■ **TEXTO FORNECIDO**:
-- -- --

As exportações da China cresceram apenas 4,4% em agosto, o ritmo mais fraco em seis meses, segundo dados divulgados nesta segunda-feira (8). O desempenho reflete o impacto da guerra tarifária com os Estados Unidos, enquanto outros mercados trouxeram algum alívio ao governo chinês.
As vendas para os EUA despencaram 33,1% no mês, mas embarques para o Sudeste Asiático subiram 22,5%. O governo de Xi Jinping busca diversificar destinos para manter a meta de crescimento anual sem novos estímulos fiscais.
Desempenho das exportações e importações
Em agosto, as exportações da China cresceram 4,4% em relação ao mesmo mês de 2022, abaixo da previsão de 5% segundo pesquisa da Reuters. Em julho, o crescimento havia sido de 7,2%, superando expectativas do mercado financeiro. As importações aumentaram 1,3% em agosto, também abaixo da previsão de 3% e inferior ao crescimento de 4,1% do mês anterior.
O governo chinês, liderado por Xi Jinping, está incentivando os fabricantes a diversificarem os destinos de exportação, especialmente após o aumento das tarifas impostas pelos Estados Unidos sob o comando de Donald Trump. Essa estratégia visa ajudar Pequim a alcançar a meta de crescimento anual de 5% sem recorrer a novos estímulos fiscais de curto prazo.

-- -- --

■ **EXTRATOS DE DADOS**:
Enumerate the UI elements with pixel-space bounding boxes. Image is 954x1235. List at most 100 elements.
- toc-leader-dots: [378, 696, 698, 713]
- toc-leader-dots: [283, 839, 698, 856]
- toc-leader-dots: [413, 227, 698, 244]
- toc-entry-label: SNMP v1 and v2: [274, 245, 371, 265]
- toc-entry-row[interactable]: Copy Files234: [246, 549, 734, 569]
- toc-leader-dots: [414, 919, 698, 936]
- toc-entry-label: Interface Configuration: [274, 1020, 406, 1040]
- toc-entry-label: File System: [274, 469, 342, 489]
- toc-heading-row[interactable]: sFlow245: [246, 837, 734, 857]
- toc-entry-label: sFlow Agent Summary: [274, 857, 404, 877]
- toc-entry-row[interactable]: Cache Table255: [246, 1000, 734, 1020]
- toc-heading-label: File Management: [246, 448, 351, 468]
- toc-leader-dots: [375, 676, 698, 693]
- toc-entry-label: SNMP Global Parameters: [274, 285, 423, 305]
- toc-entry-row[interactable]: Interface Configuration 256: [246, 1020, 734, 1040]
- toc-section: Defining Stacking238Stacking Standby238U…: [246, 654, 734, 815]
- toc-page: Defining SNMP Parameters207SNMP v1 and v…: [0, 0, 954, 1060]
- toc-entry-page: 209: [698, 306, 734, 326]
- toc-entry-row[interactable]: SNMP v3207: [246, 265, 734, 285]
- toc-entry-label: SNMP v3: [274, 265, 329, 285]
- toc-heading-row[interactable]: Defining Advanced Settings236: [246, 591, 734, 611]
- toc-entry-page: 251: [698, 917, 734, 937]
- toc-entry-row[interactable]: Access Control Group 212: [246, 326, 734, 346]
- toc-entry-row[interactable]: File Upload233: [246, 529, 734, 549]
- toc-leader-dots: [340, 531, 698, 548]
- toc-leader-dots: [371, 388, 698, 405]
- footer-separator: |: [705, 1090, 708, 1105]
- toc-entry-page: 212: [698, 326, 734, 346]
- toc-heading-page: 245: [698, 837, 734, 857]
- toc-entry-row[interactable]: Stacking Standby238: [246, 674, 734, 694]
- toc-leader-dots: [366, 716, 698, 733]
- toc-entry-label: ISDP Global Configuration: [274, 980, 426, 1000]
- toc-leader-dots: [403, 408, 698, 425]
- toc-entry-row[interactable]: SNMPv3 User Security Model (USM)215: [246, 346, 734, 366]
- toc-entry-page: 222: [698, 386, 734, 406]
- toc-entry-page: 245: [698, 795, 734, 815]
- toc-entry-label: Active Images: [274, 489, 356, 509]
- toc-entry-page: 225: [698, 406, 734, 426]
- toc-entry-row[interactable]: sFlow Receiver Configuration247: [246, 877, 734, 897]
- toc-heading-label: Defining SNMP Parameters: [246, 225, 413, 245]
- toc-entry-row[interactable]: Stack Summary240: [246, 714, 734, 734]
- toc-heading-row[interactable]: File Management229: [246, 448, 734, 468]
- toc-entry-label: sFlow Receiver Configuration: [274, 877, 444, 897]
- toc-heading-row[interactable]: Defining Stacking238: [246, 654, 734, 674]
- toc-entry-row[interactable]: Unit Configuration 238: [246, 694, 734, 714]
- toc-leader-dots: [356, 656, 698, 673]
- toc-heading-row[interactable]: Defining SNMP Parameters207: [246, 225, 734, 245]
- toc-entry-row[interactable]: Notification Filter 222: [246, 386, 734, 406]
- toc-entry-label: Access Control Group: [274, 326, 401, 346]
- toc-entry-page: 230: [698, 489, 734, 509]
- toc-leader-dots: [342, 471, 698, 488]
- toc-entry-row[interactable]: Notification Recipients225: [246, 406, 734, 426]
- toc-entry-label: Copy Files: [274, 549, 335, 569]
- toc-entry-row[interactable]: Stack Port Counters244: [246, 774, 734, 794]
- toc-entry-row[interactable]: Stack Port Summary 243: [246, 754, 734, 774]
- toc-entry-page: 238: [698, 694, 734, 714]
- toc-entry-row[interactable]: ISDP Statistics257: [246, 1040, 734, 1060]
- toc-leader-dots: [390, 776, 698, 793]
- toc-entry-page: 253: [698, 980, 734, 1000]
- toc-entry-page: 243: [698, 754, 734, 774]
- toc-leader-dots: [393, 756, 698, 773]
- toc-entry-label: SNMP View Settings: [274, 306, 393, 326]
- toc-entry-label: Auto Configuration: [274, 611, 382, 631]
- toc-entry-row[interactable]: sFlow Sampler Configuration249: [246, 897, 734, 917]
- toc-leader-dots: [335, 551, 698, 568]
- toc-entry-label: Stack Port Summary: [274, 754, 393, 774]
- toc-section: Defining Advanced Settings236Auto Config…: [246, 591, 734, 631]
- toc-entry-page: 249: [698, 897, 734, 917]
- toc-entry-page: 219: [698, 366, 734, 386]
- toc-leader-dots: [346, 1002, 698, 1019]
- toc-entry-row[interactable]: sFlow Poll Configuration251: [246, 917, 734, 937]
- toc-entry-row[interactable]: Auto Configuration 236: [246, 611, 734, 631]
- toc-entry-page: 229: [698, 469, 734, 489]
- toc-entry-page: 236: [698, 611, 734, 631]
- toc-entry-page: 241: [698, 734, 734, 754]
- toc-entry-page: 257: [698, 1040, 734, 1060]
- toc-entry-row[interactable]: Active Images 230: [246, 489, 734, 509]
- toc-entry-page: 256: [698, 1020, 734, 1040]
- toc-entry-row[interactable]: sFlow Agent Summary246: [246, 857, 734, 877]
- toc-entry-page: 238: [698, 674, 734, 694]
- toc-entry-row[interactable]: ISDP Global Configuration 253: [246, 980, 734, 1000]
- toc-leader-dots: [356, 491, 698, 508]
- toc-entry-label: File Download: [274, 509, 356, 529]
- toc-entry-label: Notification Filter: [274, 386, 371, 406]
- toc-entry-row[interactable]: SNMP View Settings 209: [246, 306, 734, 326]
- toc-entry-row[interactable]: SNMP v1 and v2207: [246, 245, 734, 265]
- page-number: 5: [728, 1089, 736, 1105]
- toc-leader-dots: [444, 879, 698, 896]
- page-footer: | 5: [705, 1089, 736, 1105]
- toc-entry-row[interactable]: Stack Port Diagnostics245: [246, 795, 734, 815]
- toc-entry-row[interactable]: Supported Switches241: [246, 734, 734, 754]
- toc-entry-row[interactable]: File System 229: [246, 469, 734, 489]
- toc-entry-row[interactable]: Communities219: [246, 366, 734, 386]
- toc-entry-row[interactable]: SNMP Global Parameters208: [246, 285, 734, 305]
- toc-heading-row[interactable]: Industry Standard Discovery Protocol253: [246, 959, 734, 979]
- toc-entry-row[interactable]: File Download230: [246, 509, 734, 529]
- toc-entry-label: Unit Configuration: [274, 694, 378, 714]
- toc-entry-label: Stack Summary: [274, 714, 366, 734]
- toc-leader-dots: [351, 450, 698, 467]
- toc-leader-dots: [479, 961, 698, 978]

-- -- --

■ **ENUNCIADO 1**:
De acordo com o texto fornecido, qual era a previsão da pesquisa da Reuters para o crescimento das exportações chinesas em agosto?
■ **ENUNCIADO 2**:
Relacione todos os percentuais que o texto fornecido atribui às importações da China, indicando a que cada um se refere.
■ **ENUNCIADO 3**:
Segundo o texto fornecido, por que o governo chinês incentiva os fabricantes a diversificarem os destinos de exportação?

■ **RESPOSTA 1**:
5%.

■ **RESPOSTA 2**:
- 1,3%: aumento das importações em agosto
- 3%: previsão para agosto
- 4,1%: crescimento no mês anterior

■ **RESPOSTA 3**:
O incentivo ocorre após o aumento das tarifas impostas pelos Estados Unidos sob o comando de Donald Trump. A estratégia visa ajudar Pequim a alcançar a meta de crescimento anual de 5% sem recorrer a novos estímulos fiscais de curto prazo.